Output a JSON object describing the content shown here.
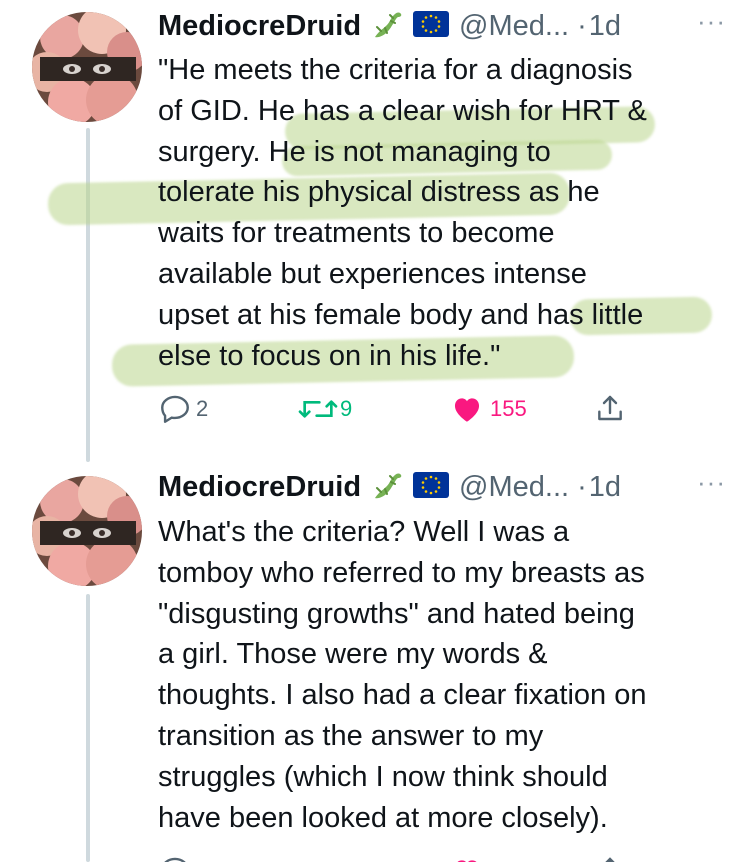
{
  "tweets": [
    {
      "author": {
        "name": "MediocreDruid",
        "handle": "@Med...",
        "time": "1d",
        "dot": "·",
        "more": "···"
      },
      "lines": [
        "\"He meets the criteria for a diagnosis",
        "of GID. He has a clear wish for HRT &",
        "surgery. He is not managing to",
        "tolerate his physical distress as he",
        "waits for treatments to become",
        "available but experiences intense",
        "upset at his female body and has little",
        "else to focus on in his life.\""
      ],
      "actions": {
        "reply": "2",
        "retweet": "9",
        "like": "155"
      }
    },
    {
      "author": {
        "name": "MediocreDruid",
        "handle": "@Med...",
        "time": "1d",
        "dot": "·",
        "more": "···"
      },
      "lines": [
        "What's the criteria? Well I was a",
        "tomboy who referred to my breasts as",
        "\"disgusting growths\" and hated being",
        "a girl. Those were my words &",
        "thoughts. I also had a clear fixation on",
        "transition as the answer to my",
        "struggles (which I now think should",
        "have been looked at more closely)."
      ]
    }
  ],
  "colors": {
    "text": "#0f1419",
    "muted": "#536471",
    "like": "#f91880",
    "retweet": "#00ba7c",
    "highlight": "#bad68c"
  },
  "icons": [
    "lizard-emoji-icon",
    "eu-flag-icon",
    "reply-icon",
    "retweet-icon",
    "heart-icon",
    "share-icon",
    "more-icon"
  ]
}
====
**SHORT PROBLEM**
Write out each line of the data exactly; the images should be left out.

**ANSWER FOR THIS EXERCISE**
Output a JSON object describing the content shown here.
{
  "tweets": [
    {
      "author": {
        "name": "MediocreDruid",
        "handle": "@Med...",
        "time": "1d",
        "dot": "·",
        "more": "···"
      },
      "lines": [
        "\"He meets the criteria for a diagnosis",
        "of GID. He has a clear wish for HRT &",
        "surgery. He is not managing to",
        "tolerate his physical distress as he",
        "waits for treatments to become",
        "available but experiences intense",
        "upset at his female body and has little",
        "else to focus on in his life.\""
      ],
      "actions": {
        "reply": "2",
        "retweet": "9",
        "like": "155"
      }
    },
    {
      "author": {
        "name": "MediocreDruid",
        "handle": "@Med...",
        "time": "1d",
        "dot": "·",
        "more": "···"
      },
      "lines": [
        "What's the criteria? Well I was a",
        "tomboy who referred to my breasts as",
        "\"disgusting growths\" and hated being",
        "a girl. Those were my words &",
        "thoughts. I also had a clear fixation on",
        "transition as the answer to my",
        "struggles (which I now think should",
        "have been looked at more closely)."
      ]
    }
  ],
  "colors": {
    "text": "#0f1419",
    "muted": "#536471",
    "like": "#f91880",
    "retweet": "#00ba7c",
    "highlight": "#bad68c"
  },
  "icons": [
    "lizard-emoji-icon",
    "eu-flag-icon",
    "reply-icon",
    "retweet-icon",
    "heart-icon",
    "share-icon",
    "more-icon"
  ]
}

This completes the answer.